**EXERCISE OBJECTIVE:** The records should be written out in full, with nothing altered.

**PROVIDED DATA:**
..........

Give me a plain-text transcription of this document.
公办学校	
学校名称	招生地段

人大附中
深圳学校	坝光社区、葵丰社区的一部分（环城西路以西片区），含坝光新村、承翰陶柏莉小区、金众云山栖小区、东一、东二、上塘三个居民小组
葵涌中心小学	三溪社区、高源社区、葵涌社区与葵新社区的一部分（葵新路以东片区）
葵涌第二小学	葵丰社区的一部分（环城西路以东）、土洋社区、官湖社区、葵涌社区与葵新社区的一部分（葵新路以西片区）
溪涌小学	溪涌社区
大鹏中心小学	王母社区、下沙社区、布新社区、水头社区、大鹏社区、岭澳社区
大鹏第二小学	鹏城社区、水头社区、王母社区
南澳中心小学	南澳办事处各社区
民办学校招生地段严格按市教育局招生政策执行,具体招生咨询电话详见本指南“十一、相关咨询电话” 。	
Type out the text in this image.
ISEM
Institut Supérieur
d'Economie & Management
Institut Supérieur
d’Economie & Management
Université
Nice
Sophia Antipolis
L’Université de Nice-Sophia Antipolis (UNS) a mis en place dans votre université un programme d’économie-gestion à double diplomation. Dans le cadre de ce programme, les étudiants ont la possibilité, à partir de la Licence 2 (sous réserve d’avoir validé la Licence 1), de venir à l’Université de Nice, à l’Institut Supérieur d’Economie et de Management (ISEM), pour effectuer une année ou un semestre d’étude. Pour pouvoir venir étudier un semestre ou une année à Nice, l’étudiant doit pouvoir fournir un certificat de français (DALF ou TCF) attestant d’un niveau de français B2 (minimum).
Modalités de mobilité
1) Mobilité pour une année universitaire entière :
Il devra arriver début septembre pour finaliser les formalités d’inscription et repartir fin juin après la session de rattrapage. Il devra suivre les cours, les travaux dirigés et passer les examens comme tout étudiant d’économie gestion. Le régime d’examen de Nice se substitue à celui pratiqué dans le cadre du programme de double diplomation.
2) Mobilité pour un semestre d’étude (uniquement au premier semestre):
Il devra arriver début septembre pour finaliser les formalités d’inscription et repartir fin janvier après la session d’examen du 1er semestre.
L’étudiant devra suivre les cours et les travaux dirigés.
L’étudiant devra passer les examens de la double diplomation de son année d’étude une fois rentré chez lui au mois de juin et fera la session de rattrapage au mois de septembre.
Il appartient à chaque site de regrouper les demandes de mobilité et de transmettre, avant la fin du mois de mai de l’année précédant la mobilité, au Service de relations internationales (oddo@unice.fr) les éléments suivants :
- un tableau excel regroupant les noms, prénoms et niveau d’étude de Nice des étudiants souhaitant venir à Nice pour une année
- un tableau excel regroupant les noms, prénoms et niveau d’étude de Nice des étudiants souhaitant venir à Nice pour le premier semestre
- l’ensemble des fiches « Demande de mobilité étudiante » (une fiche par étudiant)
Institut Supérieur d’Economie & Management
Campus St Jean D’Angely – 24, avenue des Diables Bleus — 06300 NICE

..........

**EXPECTED ANSWER:**
Give me a plain-text transcription of this document.
公办学校	
学校名称	招生地段

人大附中
深圳学校	坝光社区、葵丰社区的一部分（环城西路以西片区），含坝光新村、承翰陶柏莉小区、金众云山栖小区、东一、东二、上塘三个居民小组
葵涌中心小学	三溪社区、高源社区、葵涌社区与葵新社区的一部分（葵新路以东片区）
葵涌第二小学	葵丰社区的一部分（环城西路以东）、土洋社区、官湖社区、葵涌社区与葵新社区的一部分（葵新路以西片区）
溪涌小学	溪涌社区
大鹏中心小学	王母社区、下沙社区、布新社区、水头社区、大鹏社区、岭澳社区
大鹏第二小学	鹏城社区、水头社区、王母社区
南澳中心小学	南澳办事处各社区
民办学校招生地段严格按市教育局招生政策执行,具体招生咨询电话详见本指南“十一、相关咨询电话” 。	
Type out the text in this image.
ISEM
Institut Supérieur
d'Economie & Management
Institut Supérieur
d’Economie & Management
Université
Nice
Sophia Antipolis
L’Université de Nice-Sophia Antipolis (UNS) a mis en place dans votre université un programme d’économie-gestion à double diplomation. Dans le cadre de ce programme, les étudiants ont la possibilité, à partir de la Licence 2 (sous réserve d’avoir validé la Licence 1), de venir à l’Université de Nice, à l’Institut Supérieur d’Economie et de Management (ISEM), pour effectuer une année ou un semestre d’étude. Pour pouvoir venir étudier un semestre ou une année à Nice, l’étudiant doit pouvoir fournir un certificat de français (DALF ou TCF) attestant d’un niveau de français B2 (minimum).
Modalités de mobilité
1) Mobilité pour une année universitaire entière :
Il devra arriver début septembre pour finaliser les formalités d’inscription et repartir fin juin après la session de rattrapage. Il devra suivre les cours, les travaux dirigés et passer les examens comme tout étudiant d’économie gestion. Le régime d’examen de Nice se substitue à celui pratiqué dans le cadre du programme de double diplomation.
2) Mobilité pour un semestre d’étude (uniquement au premier semestre):
Il devra arriver début septembre pour finaliser les formalités d’inscription et repartir fin janvier après la session d’examen du 1er semestre.
L’étudiant devra suivre les cours et les travaux dirigés.
L’étudiant devra passer les examens de la double diplomation de son année d’étude une fois rentré chez lui au mois de juin et fera la session de rattrapage au mois de septembre.
Il appartient à chaque site de regrouper les demandes de mobilité et de transmettre, avant la fin du mois de mai de l’année précédant la mobilité, au Service de relations internationales (oddo@unice.fr) les éléments suivants :
- un tableau excel regroupant les noms, prénoms et niveau d’étude de Nice des étudiants souhaitant venir à Nice pour une année
- un tableau excel regroupant les noms, prénoms et niveau d’étude de Nice des étudiants souhaitant venir à Nice pour le premier semestre
- l’ensemble des fiches « Demande de mobilité étudiante » (une fiche par étudiant)
Institut Supérieur d’Economie & Management
Campus St Jean D’Angely – 24, avenue des Diables Bleus — 06300 NICE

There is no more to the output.